▶ **What to produce**: Look for the string "text" in the lines and copy each line that has it.

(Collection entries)
· · · ·
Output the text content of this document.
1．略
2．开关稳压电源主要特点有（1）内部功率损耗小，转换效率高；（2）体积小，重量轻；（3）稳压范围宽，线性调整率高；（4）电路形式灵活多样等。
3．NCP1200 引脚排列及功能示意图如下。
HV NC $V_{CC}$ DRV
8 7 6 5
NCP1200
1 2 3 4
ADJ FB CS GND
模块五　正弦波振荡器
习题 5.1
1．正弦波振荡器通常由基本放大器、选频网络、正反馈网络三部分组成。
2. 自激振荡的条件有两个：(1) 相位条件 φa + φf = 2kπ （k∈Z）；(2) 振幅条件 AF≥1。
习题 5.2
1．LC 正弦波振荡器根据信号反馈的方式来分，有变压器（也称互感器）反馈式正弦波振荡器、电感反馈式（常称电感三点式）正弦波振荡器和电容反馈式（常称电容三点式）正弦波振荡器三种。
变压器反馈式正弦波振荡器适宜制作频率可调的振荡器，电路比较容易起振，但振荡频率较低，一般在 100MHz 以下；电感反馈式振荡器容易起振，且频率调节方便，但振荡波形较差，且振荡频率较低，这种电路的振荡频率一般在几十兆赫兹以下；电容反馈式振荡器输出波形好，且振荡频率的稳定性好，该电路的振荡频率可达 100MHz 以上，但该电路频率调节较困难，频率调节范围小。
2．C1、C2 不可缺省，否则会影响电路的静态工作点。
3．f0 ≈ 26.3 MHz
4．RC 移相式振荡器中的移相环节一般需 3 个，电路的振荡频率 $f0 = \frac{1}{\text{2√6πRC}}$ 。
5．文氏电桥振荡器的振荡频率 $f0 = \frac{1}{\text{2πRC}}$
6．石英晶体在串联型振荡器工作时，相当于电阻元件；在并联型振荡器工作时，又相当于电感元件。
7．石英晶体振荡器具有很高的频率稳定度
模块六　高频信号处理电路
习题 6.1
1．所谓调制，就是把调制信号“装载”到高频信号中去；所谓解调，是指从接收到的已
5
· · · ·
▶ **Task response**:
Output the text content of this document.
4．RC 移相式振荡器中的移相环节一般需 3 个，电路的振荡频率 $f0 = \frac{1}{\text{2√6πRC}}$ 。
5．文氏电桥振荡器的振荡频率 $f0 = \frac{1}{\text{2πRC}}$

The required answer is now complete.